(Data records)

⟨

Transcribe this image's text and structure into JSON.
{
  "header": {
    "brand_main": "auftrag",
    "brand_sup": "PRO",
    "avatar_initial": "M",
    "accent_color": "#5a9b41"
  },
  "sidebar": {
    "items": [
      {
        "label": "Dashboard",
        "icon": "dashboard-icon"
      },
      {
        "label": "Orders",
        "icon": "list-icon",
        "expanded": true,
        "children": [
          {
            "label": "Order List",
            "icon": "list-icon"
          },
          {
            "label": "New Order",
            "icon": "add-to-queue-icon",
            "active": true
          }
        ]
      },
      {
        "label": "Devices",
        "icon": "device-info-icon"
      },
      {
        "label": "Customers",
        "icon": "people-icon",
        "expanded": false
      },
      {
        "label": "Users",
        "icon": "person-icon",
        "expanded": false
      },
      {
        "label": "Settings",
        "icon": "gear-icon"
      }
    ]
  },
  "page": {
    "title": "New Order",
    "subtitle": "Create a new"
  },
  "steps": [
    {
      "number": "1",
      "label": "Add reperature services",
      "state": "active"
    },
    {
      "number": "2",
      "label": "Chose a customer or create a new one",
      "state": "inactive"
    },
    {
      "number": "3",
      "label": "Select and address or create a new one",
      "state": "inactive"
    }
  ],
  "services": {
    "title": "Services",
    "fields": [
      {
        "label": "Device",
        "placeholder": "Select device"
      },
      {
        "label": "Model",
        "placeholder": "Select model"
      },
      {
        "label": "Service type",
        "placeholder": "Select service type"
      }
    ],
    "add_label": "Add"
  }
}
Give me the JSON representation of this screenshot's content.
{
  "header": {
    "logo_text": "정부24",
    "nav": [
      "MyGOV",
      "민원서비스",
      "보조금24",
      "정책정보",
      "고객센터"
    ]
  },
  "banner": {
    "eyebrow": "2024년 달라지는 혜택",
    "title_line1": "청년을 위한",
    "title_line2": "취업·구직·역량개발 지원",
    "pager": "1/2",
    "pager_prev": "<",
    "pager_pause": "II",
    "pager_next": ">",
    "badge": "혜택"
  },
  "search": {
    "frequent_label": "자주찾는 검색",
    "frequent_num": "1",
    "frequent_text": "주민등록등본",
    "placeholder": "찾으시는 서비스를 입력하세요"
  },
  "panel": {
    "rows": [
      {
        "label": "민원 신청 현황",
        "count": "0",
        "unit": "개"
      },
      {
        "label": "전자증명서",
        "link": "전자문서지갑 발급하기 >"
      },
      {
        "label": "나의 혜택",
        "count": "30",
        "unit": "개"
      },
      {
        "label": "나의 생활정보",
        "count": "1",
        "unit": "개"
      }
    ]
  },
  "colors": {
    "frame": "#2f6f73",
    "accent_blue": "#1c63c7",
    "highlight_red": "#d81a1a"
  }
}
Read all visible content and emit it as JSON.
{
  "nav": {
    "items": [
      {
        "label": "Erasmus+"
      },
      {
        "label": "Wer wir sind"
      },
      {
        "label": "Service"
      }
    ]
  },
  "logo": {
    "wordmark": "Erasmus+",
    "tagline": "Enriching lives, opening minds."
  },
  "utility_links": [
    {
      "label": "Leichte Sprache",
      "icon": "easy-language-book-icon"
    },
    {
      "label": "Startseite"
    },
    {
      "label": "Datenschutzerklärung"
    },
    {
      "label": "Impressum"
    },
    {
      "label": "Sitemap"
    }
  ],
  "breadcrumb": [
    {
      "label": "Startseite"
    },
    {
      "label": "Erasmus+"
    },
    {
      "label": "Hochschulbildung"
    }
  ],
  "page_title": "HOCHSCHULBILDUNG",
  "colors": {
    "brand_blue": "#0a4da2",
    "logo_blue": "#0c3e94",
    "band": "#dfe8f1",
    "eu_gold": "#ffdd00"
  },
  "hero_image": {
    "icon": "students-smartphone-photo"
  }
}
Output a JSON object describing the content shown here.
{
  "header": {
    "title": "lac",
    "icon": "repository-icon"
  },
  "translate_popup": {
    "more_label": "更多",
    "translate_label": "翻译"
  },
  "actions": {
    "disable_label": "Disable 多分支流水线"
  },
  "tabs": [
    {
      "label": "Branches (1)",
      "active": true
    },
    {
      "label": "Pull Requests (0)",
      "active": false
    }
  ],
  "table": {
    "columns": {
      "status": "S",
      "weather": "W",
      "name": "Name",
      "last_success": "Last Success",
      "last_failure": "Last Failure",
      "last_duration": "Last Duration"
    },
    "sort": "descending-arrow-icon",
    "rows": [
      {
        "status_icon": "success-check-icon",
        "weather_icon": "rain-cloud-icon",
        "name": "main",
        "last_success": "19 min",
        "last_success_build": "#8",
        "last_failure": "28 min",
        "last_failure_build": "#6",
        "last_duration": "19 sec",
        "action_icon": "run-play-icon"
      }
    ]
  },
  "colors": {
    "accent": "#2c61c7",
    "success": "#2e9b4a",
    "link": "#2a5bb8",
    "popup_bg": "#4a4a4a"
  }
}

⟩

Requirement
Pull out each record as written and restate it exactly.

Output of the task
Transcribe this image's text and structure into JSON.
{
  "header": {
    "brand_main": "auftrag",
    "brand_sup": "PRO",
    "avatar_initial": "M",
    "accent_color": "#5a9b41"
  },
  "sidebar": {
    "items": [
      {
        "label": "Dashboard",
        "icon": "dashboard-icon"
      },
      {
        "label": "Orders",
        "icon": "list-icon",
        "expanded": true,
        "children": [
          {
            "label": "Order List",
            "icon": "list-icon"
          },
          {
            "label": "New Order",
            "icon": "add-to-queue-icon",
            "active": true
          }
        ]
      },
      {
        "label": "Devices",
        "icon": "device-info-icon"
      },
      {
        "label": "Customers",
        "icon": "people-icon",
        "expanded": false
      },
      {
        "label": "Users",
        "icon": "person-icon",
        "expanded": false
      },
      {
        "label": "Settings",
        "icon": "gear-icon"
      }
    ]
  },
  "page": {
    "title": "New Order",
    "subtitle": "Create a new"
  },
  "steps": [
    {
      "number": "1",
      "label": "Add reperature services",
      "state": "active"
    },
    {
      "number": "2",
      "label": "Chose a customer or create a new one",
      "state": "inactive"
    },
    {
      "number": "3",
      "label": "Select and address or create a new one",
      "state": "inactive"
    }
  ],
  "services": {
    "title": "Services",
    "fields": [
      {
        "label": "Device",
        "placeholder": "Select device"
      },
      {
        "label": "Model",
        "placeholder": "Select model"
      },
      {
        "label": "Service type",
        "placeholder": "Select service type"
      }
    ],
    "add_label": "Add"
  }
}
Give me the JSON representation of this screenshot's content.
{
  "header": {
    "logo_text": "정부24",
    "nav": [
      "MyGOV",
      "민원서비스",
      "보조금24",
      "정책정보",
      "고객센터"
    ]
  },
  "banner": {
    "eyebrow": "2024년 달라지는 혜택",
    "title_line1": "청년을 위한",
    "title_line2": "취업·구직·역량개발 지원",
    "pager": "1/2",
    "pager_prev": "<",
    "pager_pause": "II",
    "pager_next": ">",
    "badge": "혜택"
  },
  "search": {
    "frequent_label": "자주찾는 검색",
    "frequent_num": "1",
    "frequent_text": "주민등록등본",
    "placeholder": "찾으시는 서비스를 입력하세요"
  },
  "panel": {
    "rows": [
      {
        "label": "민원 신청 현황",
        "count": "0",
        "unit": "개"
      },
      {
        "label": "전자증명서",
        "link": "전자문서지갑 발급하기 >"
      },
      {
        "label": "나의 혜택",
        "count": "30",
        "unit": "개"
      },
      {
        "label": "나의 생활정보",
        "count": "1",
        "unit": "개"
      }
    ]
  },
  "colors": {
    "frame": "#2f6f73",
    "accent_blue": "#1c63c7",
    "highlight_red": "#d81a1a"
  }
}
Read all visible content and emit it as JSON.
{
  "nav": {
    "items": [
      {
        "label": "Erasmus+"
      },
      {
        "label": "Wer wir sind"
      },
      {
        "label": "Service"
      }
    ]
  },
  "logo": {
    "wordmark": "Erasmus+",
    "tagline": "Enriching lives, opening minds."
  },
  "utility_links": [
    {
      "label": "Leichte Sprache",
      "icon": "easy-language-book-icon"
    },
    {
      "label": "Startseite"
    },
    {
      "label": "Datenschutzerklärung"
    },
    {
      "label": "Impressum"
    },
    {
      "label": "Sitemap"
    }
  ],
  "breadcrumb": [
    {
      "label": "Startseite"
    },
    {
      "label": "Erasmus+"
    },
    {
      "label": "Hochschulbildung"
    }
  ],
  "page_title": "HOCHSCHULBILDUNG",
  "colors": {
    "brand_blue": "#0a4da2",
    "logo_blue": "#0c3e94",
    "band": "#dfe8f1",
    "eu_gold": "#ffdd00"
  },
  "hero_image": {
    "icon": "students-smartphone-photo"
  }
}
Output a JSON object describing the content shown here.
{
  "header": {
    "title": "lac",
    "icon": "repository-icon"
  },
  "translate_popup": {
    "more_label": "更多",
    "translate_label": "翻译"
  },
  "actions": {
    "disable_label": "Disable 多分支流水线"
  },
  "tabs": [
    {
      "label": "Branches (1)",
      "active": true
    },
    {
      "label": "Pull Requests (0)",
      "active": false
    }
  ],
  "table": {
    "columns": {
      "status": "S",
      "weather": "W",
      "name": "Name",
      "last_success": "Last Success",
      "last_failure": "Last Failure",
      "last_duration": "Last Duration"
    },
    "sort": "descending-arrow-icon",
    "rows": [
      {
        "status_icon": "success-check-icon",
        "weather_icon": "rain-cloud-icon",
        "name": "main",
        "last_success": "19 min",
        "last_success_build": "#8",
        "last_failure": "28 min",
        "last_failure_build": "#6",
        "last_duration": "19 sec",
        "action_icon": "run-play-icon"
      }
    ]
  },
  "colors": {
    "accent": "#2c61c7",
    "success": "#2e9b4a",
    "link": "#2a5bb8",
    "popup_bg": "#4a4a4a"
  }
}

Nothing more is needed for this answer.